(Dataset records)
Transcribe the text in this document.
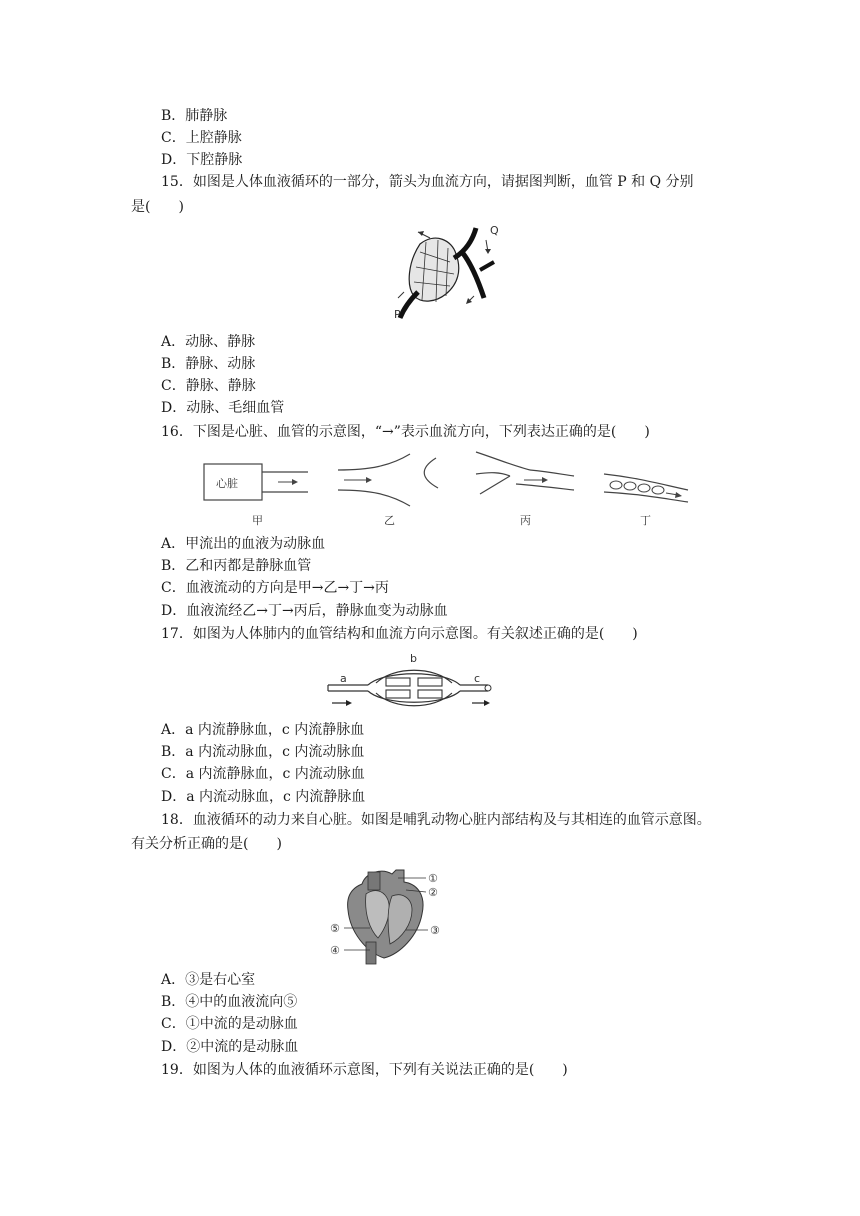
B．肺静脉
C．上腔静脉
D．下腔静脉
15．如图是人体血液循环的一部分，箭头为血流方向，请据图判断，血管 P 和 Q 分别
是(　　)
Q
P
A．动脉、静脉
B．静脉、动脉
C．静脉、静脉
D．动脉、毛细血管
16．下图是心脏、血管的示意图，“→”表示血流方向，下列表达正确的是(　　)
心脏
甲	乙	丙	丁
A．甲流出的血液为动脉血
B．乙和丙都是静脉血管
C．血液流动的方向是甲→乙→丁→丙
D．血液流经乙→丁→丙后，静脉血变为动脉血
17．如图为人体肺内的血管结构和血流方向示意图。有关叙述正确的是(　　)
a
b
c
A．a 内流静脉血，c 内流静脉血
B．a 内流动脉血，c 内流动脉血
C．a 内流静脉血，c 内流动脉血
D．a 内流动脉血，c 内流静脉血
18．血液循环的动力来自心脏。如图是哺乳动物心脏内部结构及与其相连的血管示意图。
有关分析正确的是(　　)
①
②
③
⑤
④
A．③是右心室
B．④中的血液流向⑤
C．①中流的是动脉血
D．②中流的是动脉血
19．如图为人体的血液循环示意图，下列有关说法正确的是(　　)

— What you need to do —
Each entry must be retyped word for word, with every image omitted.

— Answer to the task —
Transcribe the text in this document.
B．肺静脉
C．上腔静脉
D．下腔静脉
15．如图是人体血液循环的一部分，箭头为血流方向，请据图判断，血管 P 和 Q 分别
是(　　)
Q
P
A．动脉、静脉
B．静脉、动脉
C．静脉、静脉
D．动脉、毛细血管
16．下图是心脏、血管的示意图，“→”表示血流方向，下列表达正确的是(　　)
心脏
甲	乙	丙	丁
A．甲流出的血液为动脉血
B．乙和丙都是静脉血管
C．血液流动的方向是甲→乙→丁→丙
D．血液流经乙→丁→丙后，静脉血变为动脉血
17．如图为人体肺内的血管结构和血流方向示意图。有关叙述正确的是(　　)
a
b
c
A．a 内流静脉血，c 内流静脉血
B．a 内流动脉血，c 内流动脉血
C．a 内流静脉血，c 内流动脉血
D．a 内流动脉血，c 内流静脉血
18．血液循环的动力来自心脏。如图是哺乳动物心脏内部结构及与其相连的血管示意图。
有关分析正确的是(　　)
①
②
③
⑤
④
A．③是右心室
B．④中的血液流向⑤
C．①中流的是动脉血
D．②中流的是动脉血
19．如图为人体的血液循环示意图，下列有关说法正确的是(　　)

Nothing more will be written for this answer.